The data:
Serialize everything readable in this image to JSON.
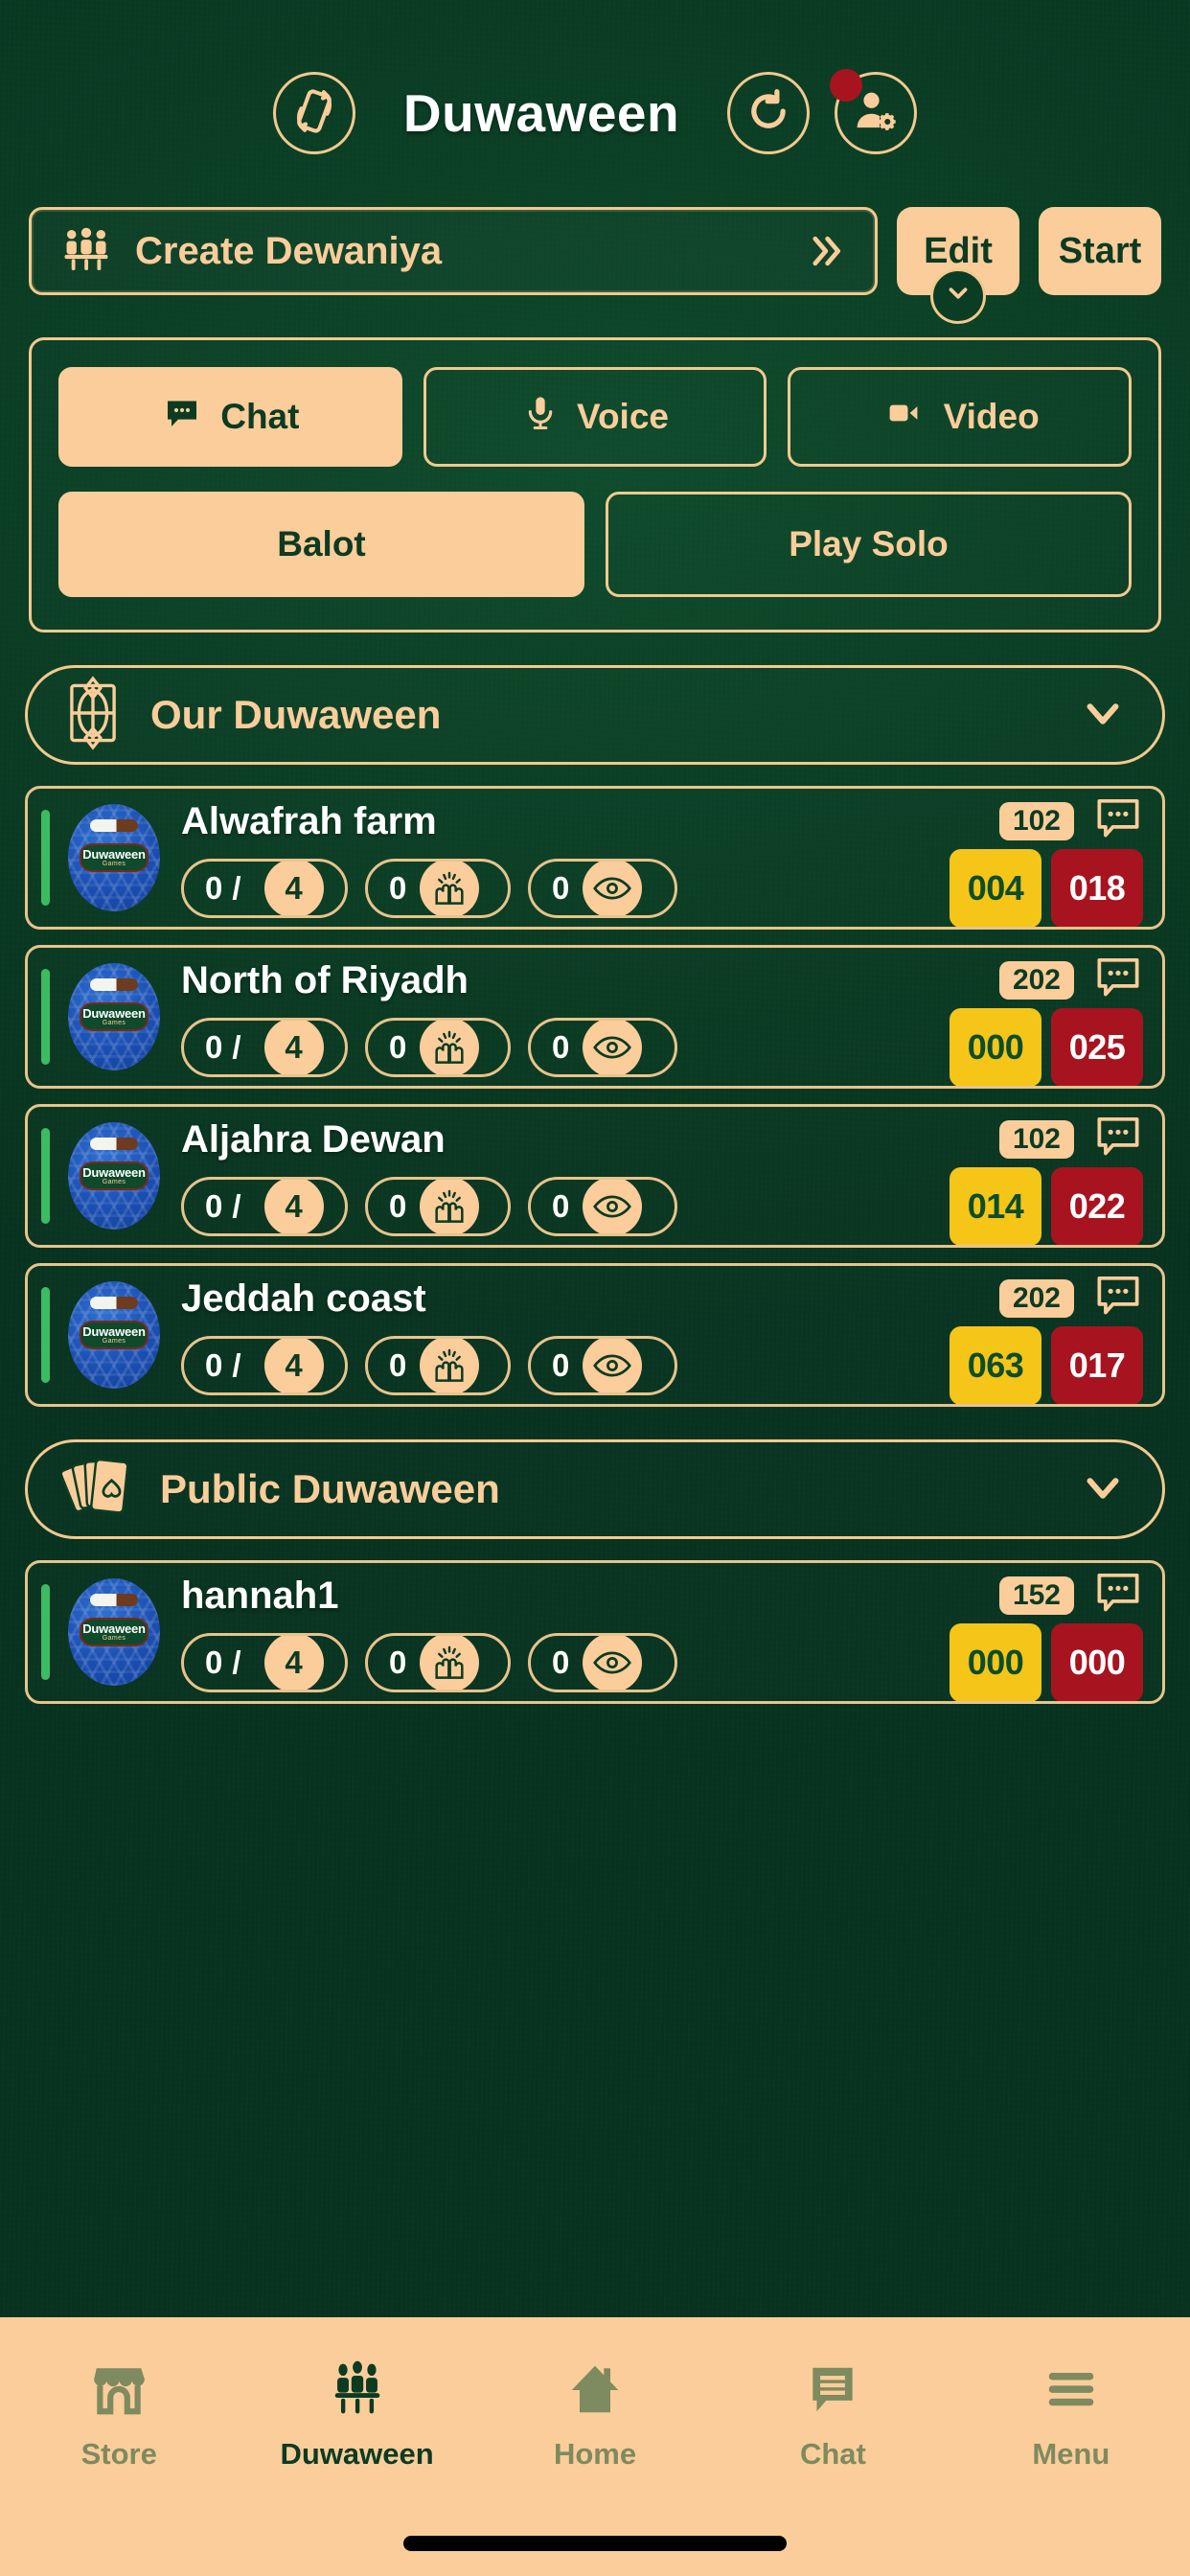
{
  "header": {
    "title": "Duwaween",
    "left_icon": "rotate-device-icon",
    "refresh_icon": "refresh-icon",
    "profile_icon": "profile-settings-icon",
    "notification_badge": true
  },
  "actions": {
    "create_label": "Create Dewaniya",
    "create_icon": "group-table-icon",
    "create_chevron_icon": "chevron-double-right-icon",
    "edit_label": "Edit",
    "edit_caret_icon": "chevron-down-icon",
    "start_label": "Start"
  },
  "modes": {
    "row1": [
      {
        "label": "Chat",
        "icon": "chat-bubble-icon",
        "active": true
      },
      {
        "label": "Voice",
        "icon": "microphone-icon",
        "active": false
      },
      {
        "label": "Video",
        "icon": "video-camera-icon",
        "active": false
      }
    ],
    "row2": [
      {
        "label": "Balot",
        "icon": "",
        "active": true
      },
      {
        "label": "Play Solo",
        "icon": "",
        "active": false
      }
    ]
  },
  "sections": [
    {
      "title": "Our Duwaween",
      "icon": "ornament-icon",
      "caret_icon": "chevron-down-icon",
      "rooms": [
        {
          "name": "Alwafrah farm",
          "code": "102",
          "players": "0",
          "capacity": "4",
          "spectators": "0",
          "views": "0",
          "score_yellow": "004",
          "score_red": "018"
        },
        {
          "name": "North of Riyadh",
          "code": "202",
          "players": "0",
          "capacity": "4",
          "spectators": "0",
          "views": "0",
          "score_yellow": "000",
          "score_red": "025"
        },
        {
          "name": "Aljahra Dewan",
          "code": "102",
          "players": "0",
          "capacity": "4",
          "spectators": "0",
          "views": "0",
          "score_yellow": "014",
          "score_red": "022"
        },
        {
          "name": "Jeddah coast",
          "code": "202",
          "players": "0",
          "capacity": "4",
          "spectators": "0",
          "views": "0",
          "score_yellow": "063",
          "score_red": "017"
        }
      ]
    },
    {
      "title": "Public Duwaween",
      "icon": "playing-cards-icon",
      "caret_icon": "chevron-down-icon",
      "rooms": [
        {
          "name": "hannah1",
          "code": "152",
          "players": "0",
          "capacity": "4",
          "spectators": "0",
          "views": "0",
          "score_yellow": "000",
          "score_red": "000"
        }
      ]
    }
  ],
  "room_icons": {
    "chat_icon": "chat-bubble-icon",
    "players_icon": "players-icon",
    "spectators_icon": "celebrate-hands-icon",
    "views_icon": "eye-icon",
    "avatar_badge_line1": "Duwaween",
    "avatar_badge_line2": "Games"
  },
  "tabbar": [
    {
      "label": "Store",
      "icon": "store-icon",
      "active": false
    },
    {
      "label": "Duwaween",
      "icon": "duwaween-icon",
      "active": true
    },
    {
      "label": "Home",
      "icon": "home-icon",
      "active": false
    },
    {
      "label": "Chat",
      "icon": "chat-icon",
      "active": false
    },
    {
      "label": "Menu",
      "icon": "menu-icon",
      "active": false
    }
  ],
  "colors": {
    "bg_green": "#0b3d24",
    "accent_cream": "#fbcd9a",
    "score_yellow": "#f5c518",
    "score_red": "#a71420",
    "status_green": "#3dbb63",
    "notif_red": "#a71420"
  }
}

What you will do:
Without the pictures, write out all of the material exactly.

Correct result:
Serialize everything readable in this image to JSON.
{
  "header": {
    "title": "Duwaween",
    "left_icon": "rotate-device-icon",
    "refresh_icon": "refresh-icon",
    "profile_icon": "profile-settings-icon",
    "notification_badge": true
  },
  "actions": {
    "create_label": "Create Dewaniya",
    "create_icon": "group-table-icon",
    "create_chevron_icon": "chevron-double-right-icon",
    "edit_label": "Edit",
    "edit_caret_icon": "chevron-down-icon",
    "start_label": "Start"
  },
  "modes": {
    "row1": [
      {
        "label": "Chat",
        "icon": "chat-bubble-icon",
        "active": true
      },
      {
        "label": "Voice",
        "icon": "microphone-icon",
        "active": false
      },
      {
        "label": "Video",
        "icon": "video-camera-icon",
        "active": false
      }
    ],
    "row2": [
      {
        "label": "Balot",
        "icon": "",
        "active": true
      },
      {
        "label": "Play Solo",
        "icon": "",
        "active": false
      }
    ]
  },
  "sections": [
    {
      "title": "Our Duwaween",
      "icon": "ornament-icon",
      "caret_icon": "chevron-down-icon",
      "rooms": [
        {
          "name": "Alwafrah farm",
          "code": "102",
          "players": "0",
          "capacity": "4",
          "spectators": "0",
          "views": "0",
          "score_yellow": "004",
          "score_red": "018"
        },
        {
          "name": "North of Riyadh",
          "code": "202",
          "players": "0",
          "capacity": "4",
          "spectators": "0",
          "views": "0",
          "score_yellow": "000",
          "score_red": "025"
        },
        {
          "name": "Aljahra Dewan",
          "code": "102",
          "players": "0",
          "capacity": "4",
          "spectators": "0",
          "views": "0",
          "score_yellow": "014",
          "score_red": "022"
        },
        {
          "name": "Jeddah coast",
          "code": "202",
          "players": "0",
          "capacity": "4",
          "spectators": "0",
          "views": "0",
          "score_yellow": "063",
          "score_red": "017"
        }
      ]
    },
    {
      "title": "Public Duwaween",
      "icon": "playing-cards-icon",
      "caret_icon": "chevron-down-icon",
      "rooms": [
        {
          "name": "hannah1",
          "code": "152",
          "players": "0",
          "capacity": "4",
          "spectators": "0",
          "views": "0",
          "score_yellow": "000",
          "score_red": "000"
        }
      ]
    }
  ],
  "room_icons": {
    "chat_icon": "chat-bubble-icon",
    "players_icon": "players-icon",
    "spectators_icon": "celebrate-hands-icon",
    "views_icon": "eye-icon",
    "avatar_badge_line1": "Duwaween",
    "avatar_badge_line2": "Games"
  },
  "tabbar": [
    {
      "label": "Store",
      "icon": "store-icon",
      "active": false
    },
    {
      "label": "Duwaween",
      "icon": "duwaween-icon",
      "active": true
    },
    {
      "label": "Home",
      "icon": "home-icon",
      "active": false
    },
    {
      "label": "Chat",
      "icon": "chat-icon",
      "active": false
    },
    {
      "label": "Menu",
      "icon": "menu-icon",
      "active": false
    }
  ],
  "colors": {
    "bg_green": "#0b3d24",
    "accent_cream": "#fbcd9a",
    "score_yellow": "#f5c518",
    "score_red": "#a71420",
    "status_green": "#3dbb63",
    "notif_red": "#a71420"
  }
}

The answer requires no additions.